> **TASK BRIEF**
Put the lines of the material below into a JSON list of strings, one string per line with blank lines dropped, covering the part that opens with the line containing "- y-tick-label: 10%: [99, 135, 152, 163]" and closes with the line containing "- note-line-1: Inflation", both included.

> **RECORDS SHOWN**
## begin

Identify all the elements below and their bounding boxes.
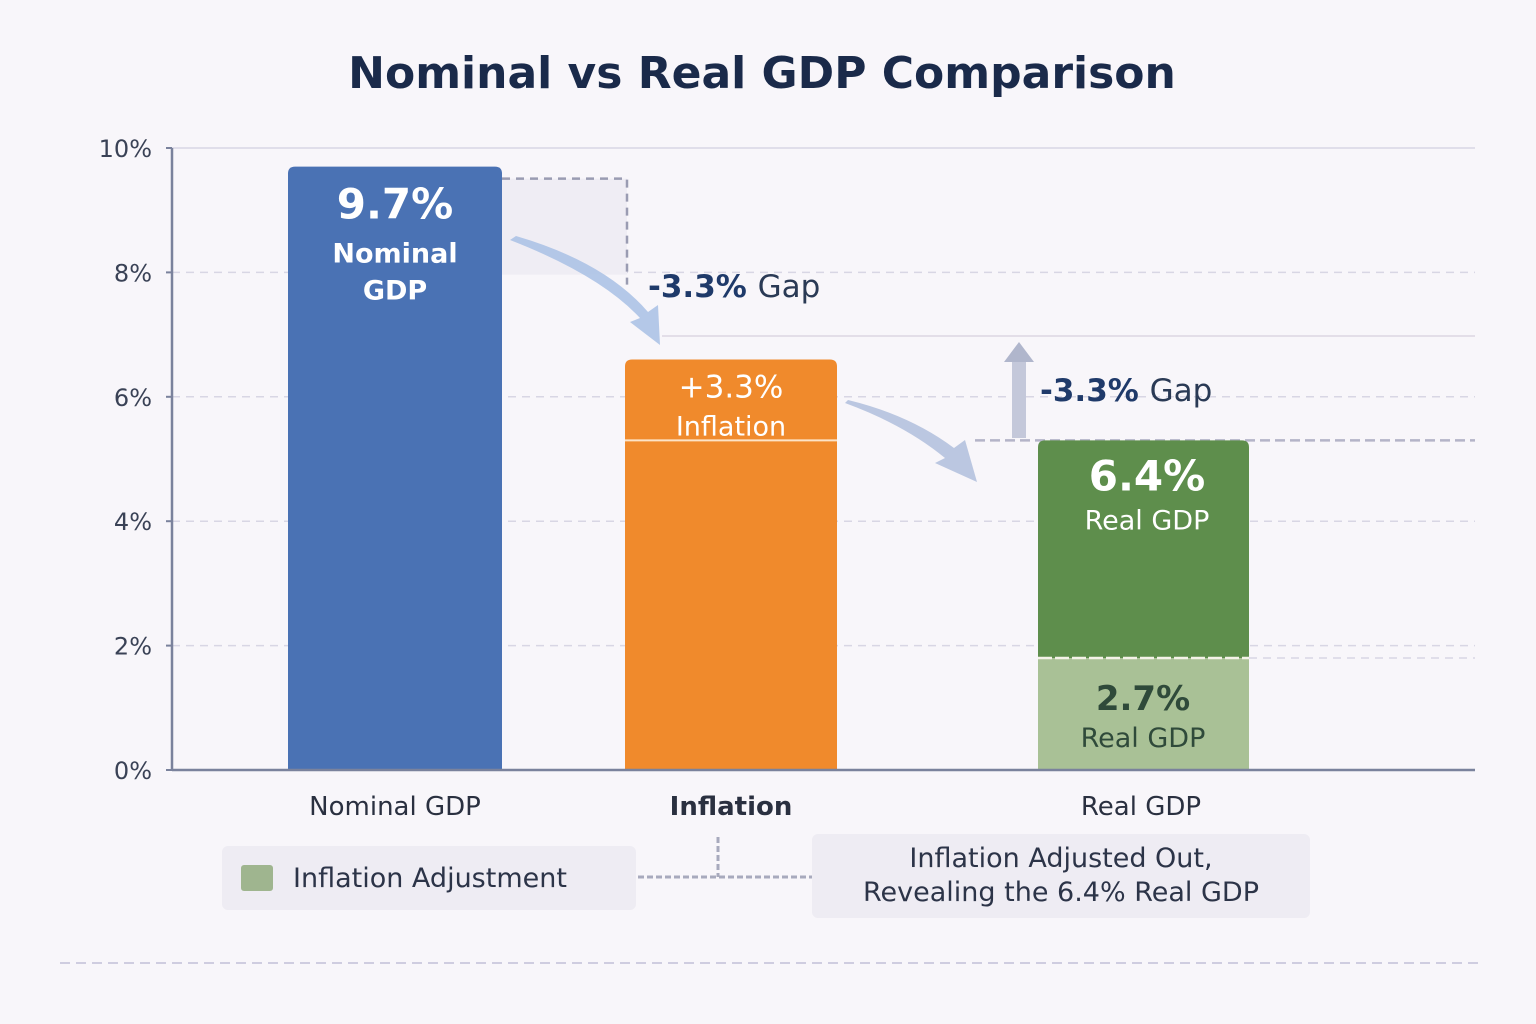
- y-tick-label: 10%: [99, 135, 152, 163]
- gap-annotation: -3.3% Gap: [648, 269, 820, 305]
- axes: 0% 2% 4% 6% 8% 10%: [99, 135, 1475, 785]
- legend-connector: [638, 837, 812, 879]
- note-line-1: Inflation Adjusted Out,: [909, 843, 1213, 874]
- bar-segment-real-gdp-lower: [1038, 658, 1249, 770]
- bar-nominal-gdp: [288, 166, 502, 770]
- x-tick-label: Real GDP: [1081, 792, 1201, 822]
- y-tick-label: 6%: [114, 384, 152, 412]
- arrow-up-shaft: [1012, 360, 1026, 438]
- y-tick-label: 8%: [114, 259, 152, 287]
- bar-value-label: +3.3%: [679, 369, 784, 405]
- bar-segment-real-gdp-upper: [1038, 440, 1249, 659]
- y-tick-label: 4%: [114, 508, 152, 536]
- legend: Inflation Adjustment: [222, 846, 636, 910]
- bar-inflation: [625, 359, 837, 770]
- note-box: Inflation Adjusted Out, Revealing the 6.…: [812, 834, 1310, 918]
- gap-text: Gap: [758, 269, 821, 305]
- chart-title: Nominal vs Real GDP Comparison: [348, 48, 1176, 99]
- bar-sub-label: Inflation: [676, 411, 786, 442]
- gap-annotation: -3.3% Gap: [1040, 373, 1212, 409]
- arrow-up-icon: [1004, 342, 1034, 362]
- bar-sub-label: GDP: [363, 276, 427, 307]
- gap-value: -3.3%: [648, 269, 758, 305]
- gap-text: Gap: [1150, 373, 1213, 409]
- x-tick-label: Inflation: [670, 792, 793, 822]
- x-tick-label: Nominal GDP: [309, 792, 481, 822]
- bar-sub-label: Nominal: [332, 239, 457, 270]
- bar-sub-label: Real GDP: [1085, 505, 1210, 536]
- bar-value-label: 6.4%: [1089, 451, 1205, 500]
- legend-label: Inflation Adjustment: [293, 862, 567, 894]
- bar-sub-label: Real GDP: [1081, 723, 1206, 754]
- labels: 9.7% Nominal GDP +3.3% Inflation 6.4% Real GDP…: [309, 180, 1212, 822]
- gap-value: -3.3%: [1040, 373, 1150, 409]
- legend-swatch: [241, 865, 273, 891]
- bars: [288, 166, 1249, 770]
- bar-value-label: 9.7%: [337, 180, 453, 229]
- y-tick-label: 0%: [114, 757, 152, 785]
- bar-value-label: 2.7%: [1096, 679, 1190, 719]
- y-tick-label: 2%: [114, 633, 152, 661]
- arrow-curve-icon: [845, 400, 977, 482]
- note-line-2: Revealing the 6.4% Real GDP: [863, 877, 1259, 908]
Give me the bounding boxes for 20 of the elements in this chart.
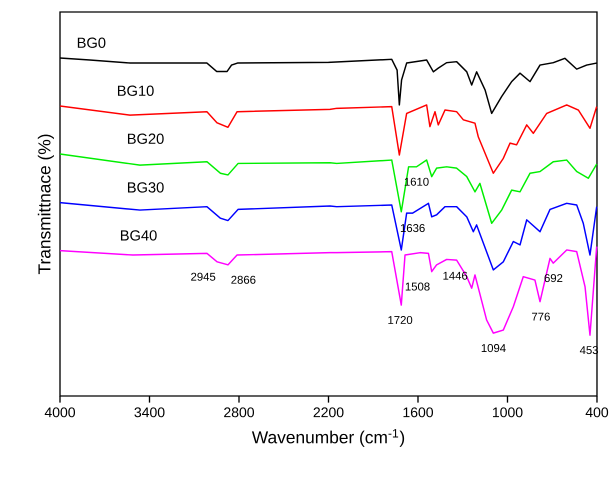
- annotation: 1094: [482, 344, 506, 352]
- x-tick-label: 2200: [314, 407, 344, 418]
- x-tick-label: 400: [586, 407, 608, 418]
- annotation: 1508: [406, 282, 430, 291]
- annotation: 2866: [231, 276, 256, 284]
- series-label: BG20: [128, 134, 164, 144]
- x-tick-label: 4000: [44, 407, 76, 418]
- annotation: 776: [532, 312, 550, 321]
- x-tick-label: 1000: [492, 407, 523, 418]
- annotation: 2945: [191, 272, 216, 281]
- x-tick-label: 1600: [403, 407, 434, 418]
- x-tick-label: 2800: [224, 407, 254, 418]
- x-axis-title: Wavenumber (cm$^{-1}$): [252, 429, 404, 447]
- annotation: 1720: [388, 316, 412, 324]
- series-label: BG40: [120, 230, 157, 241]
- series-label: BG0: [78, 38, 106, 48]
- series-label: BG10: [118, 86, 154, 96]
- x-tick-label: 3400: [134, 407, 165, 418]
- y-axis-title: Transmittnace (%): [38, 134, 54, 274]
- series-label: BG30: [128, 182, 164, 193]
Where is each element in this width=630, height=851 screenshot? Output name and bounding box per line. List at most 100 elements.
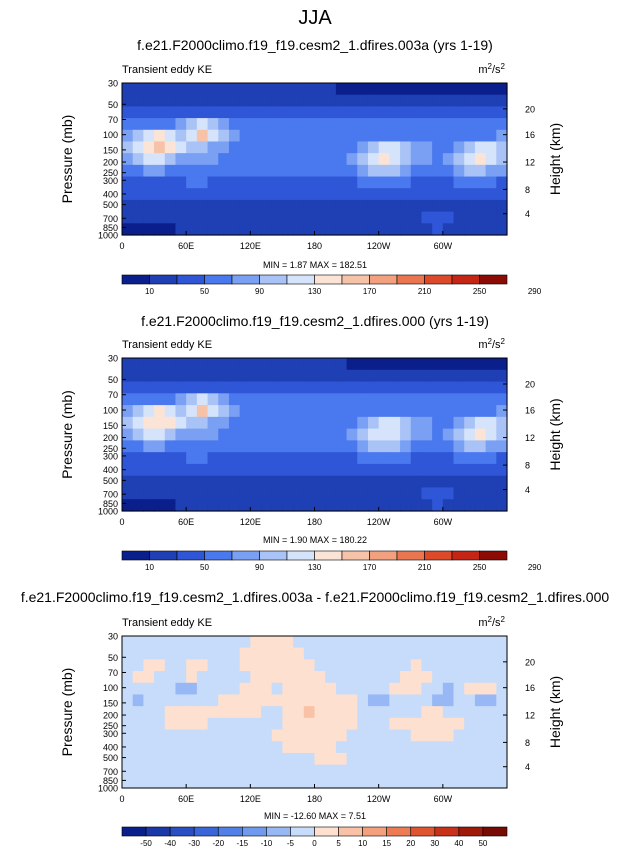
heatmap-cell [325, 94, 337, 107]
heatmap-cell [228, 741, 241, 754]
heatmap-cell [314, 428, 326, 441]
heatmap-cell [410, 141, 423, 154]
heatmap-cell [357, 717, 369, 731]
heatmap-cell [218, 717, 230, 731]
heatmap-cell [346, 741, 358, 754]
heatmap-cell [485, 752, 497, 766]
heatmap-cell [367, 118, 380, 131]
heatmap-cell [132, 764, 144, 777]
colorbar-swatch [145, 826, 171, 837]
heatmap-cell [303, 776, 316, 789]
heatmap-cell [132, 499, 144, 512]
heatmap-cell [421, 129, 433, 143]
x-tick-label: 60W [434, 794, 453, 804]
y-right-tick-label: 8 [525, 461, 530, 471]
heatmap-cell [474, 717, 487, 731]
y-tick-label: 200 [103, 711, 118, 721]
heatmap-cell [378, 499, 390, 512]
heatmap-cell [474, 405, 487, 418]
heatmap-cell [250, 636, 262, 649]
heatmap-cell [485, 176, 497, 189]
heatmap-cell [442, 776, 455, 789]
heatmap-cell [132, 659, 144, 672]
heatmap-cell [250, 393, 262, 406]
heatmap-cell [474, 393, 487, 406]
y-axis-title: Pressure (mb) [59, 115, 75, 204]
heatmap-cell [314, 176, 326, 189]
y-tick-label: 250 [103, 168, 118, 178]
colorbar-label: 50 [200, 287, 209, 296]
heatmap-cell [464, 223, 476, 236]
heatmap-cell [485, 717, 497, 731]
units-label: m2/s2 [478, 62, 505, 76]
heatmap-cell [432, 452, 444, 465]
heatmap-cell [261, 452, 273, 465]
heatmap-cell [164, 416, 177, 430]
heatmap-cell [367, 636, 380, 649]
x-tick-label: 120E [240, 794, 261, 804]
heatmap-cell [389, 440, 401, 453]
heatmap-cell [132, 682, 144, 696]
heatmap-cell [378, 223, 390, 236]
heatmap-cell [335, 671, 348, 684]
heatmap-cell [228, 153, 241, 166]
heatmap-cell [228, 764, 241, 777]
heatmap-cell [496, 659, 508, 672]
heatmap-cell [186, 83, 198, 96]
heatmap-cell [378, 153, 390, 166]
heatmap-cell [410, 118, 423, 131]
heatmap-cell [293, 141, 305, 154]
heatmap-cell [282, 106, 294, 119]
heatmap-cell [314, 381, 326, 394]
heatmap-cell [421, 499, 433, 512]
y-tick-label: 1000 [98, 231, 118, 241]
panel-title: f.e21.F2000climo.f19_f19.cesm2_1.dfires.… [21, 589, 610, 605]
heatmap-cell [378, 199, 390, 213]
heatmap-cell [175, 176, 187, 189]
heatmap-cell [378, 393, 390, 406]
heatmap-cell [282, 416, 294, 430]
heatmap-cell [175, 106, 187, 119]
heatmap-cell [400, 475, 412, 489]
heatmap-cell [293, 94, 305, 107]
heatmap-cell [250, 405, 262, 418]
y-tick-label: 700 [103, 490, 118, 500]
heatmap-cell [196, 428, 209, 441]
heatmap-cell [400, 752, 412, 766]
heatmap-cell [122, 487, 134, 500]
heatmap-cell [389, 776, 401, 789]
heatmap-cell [207, 440, 219, 453]
heatmap-cell [335, 428, 348, 441]
colorbar-label: -50 [140, 839, 152, 848]
colorbar-swatch [424, 274, 453, 285]
heatmap-cell [143, 369, 155, 383]
heatmap-cell [282, 199, 294, 213]
heatmap-cell [485, 776, 497, 789]
heatmap-cell [496, 223, 508, 236]
heatmap-cell [303, 475, 316, 489]
heatmap-cell [239, 211, 251, 224]
heatmap-cell [378, 405, 390, 418]
heatmap-cell [207, 381, 219, 394]
heatmap-cell [389, 682, 401, 696]
heatmap-cell [282, 694, 294, 707]
heatmap-cell [464, 94, 476, 107]
heatmap-cell [357, 752, 369, 766]
heatmap-cell [282, 729, 294, 742]
heatmap-cell [271, 83, 284, 96]
heatmap-cell [432, 647, 444, 660]
heatmap-cell [218, 176, 230, 189]
heatmap-cell [410, 671, 423, 684]
heatmap-cell [175, 94, 187, 107]
heatmap-cell [346, 106, 358, 119]
heatmap-cell [442, 452, 455, 465]
heatmap-cell [122, 83, 134, 96]
x-tick-label: 60E [178, 794, 194, 804]
heatmap-cell [303, 118, 316, 131]
heatmap-cell [207, 141, 219, 154]
heatmap-cell [400, 153, 412, 166]
heatmap-cell [453, 188, 465, 201]
heatmap-cell [282, 83, 294, 96]
heatmap-cell [464, 463, 476, 477]
heatmap-cell [453, 416, 465, 430]
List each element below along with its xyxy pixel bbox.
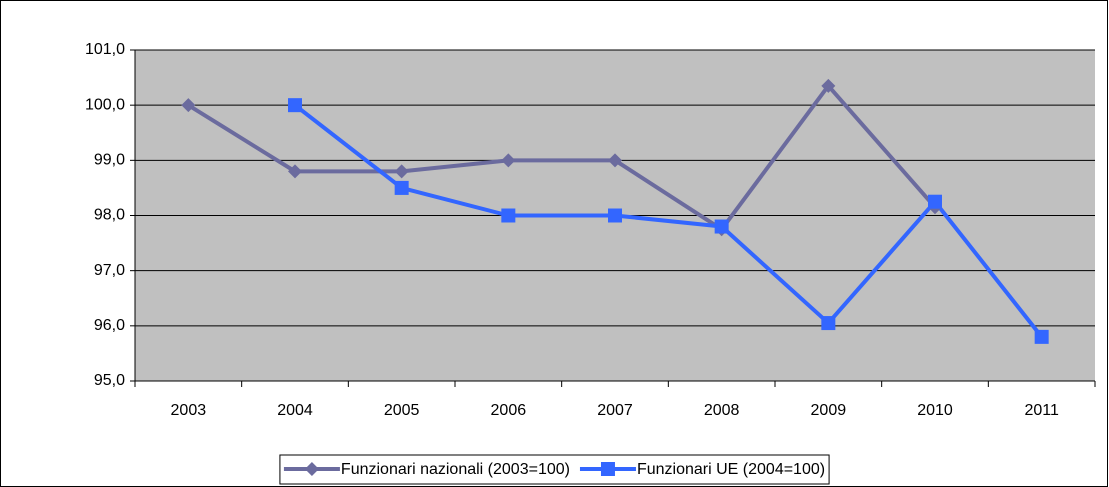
y-tick-label: 95,0	[94, 372, 125, 389]
series-line	[293, 103, 1044, 339]
y-tick-label: 100,0	[85, 96, 125, 113]
x-tick-label: 2007	[597, 402, 633, 419]
marker	[821, 316, 836, 331]
marker	[394, 164, 409, 179]
marker	[501, 153, 516, 168]
x-tick-label: 2005	[384, 402, 420, 419]
legend-item: Funzionari UE (2004=100)	[579, 461, 825, 478]
marker	[288, 164, 302, 179]
marker	[501, 208, 516, 223]
y-tick-label: 97,0	[94, 262, 125, 279]
marker	[600, 462, 615, 476]
legend-label: Funzionari UE (2004=100)	[637, 461, 825, 478]
y-tick-label: 99,0	[94, 152, 125, 169]
y-tick-label: 96,0	[94, 317, 125, 334]
x-tick-label: 2011	[1024, 402, 1059, 419]
marker	[821, 78, 836, 93]
marker	[181, 98, 196, 113]
x-tick-label: 2003	[171, 402, 207, 419]
marker	[288, 98, 302, 113]
marker	[394, 180, 409, 195]
legend-label: Funzionari nazionali (2003=100)	[341, 461, 570, 478]
x-tick-label: 2009	[811, 402, 847, 419]
legend-item: Funzionari nazionali (2003=100)	[283, 461, 570, 478]
x-tick-label: 2010	[917, 402, 953, 419]
marker	[928, 194, 942, 209]
x-tick-label: 2004	[277, 402, 313, 419]
marker	[714, 219, 729, 234]
marker	[1034, 329, 1049, 344]
y-tick-label: 101,0	[85, 41, 125, 58]
legend: Funzionari nazionali (2003=100) Funzionar…	[279, 454, 830, 485]
x-tick-label: 2006	[491, 402, 527, 419]
marker	[608, 153, 622, 168]
legend-box	[279, 454, 830, 485]
marker	[608, 208, 622, 223]
marker	[304, 462, 319, 476]
y-tick-label: 98,0	[94, 207, 125, 224]
series-line	[187, 83, 937, 232]
x-tick-label: 2008	[704, 402, 740, 419]
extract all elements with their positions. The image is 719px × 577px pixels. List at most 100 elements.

## end

> **PROBLEM SOLUTION**
[
  "- y-tick-label: 10%: [99, 135, 152, 163]",
  "- gap-annotation: -3.3% Gap: [648, 269, 820, 305]",
  "- axes: 0% 2% 4% 6% 8% 10%: [99, 135, 1475, 785]",
  "- legend-connector: [638, 837, 812, 879]",
  "- note-line-1: Inflation Adjusted Out,: [909, 843, 1213, 874]"
]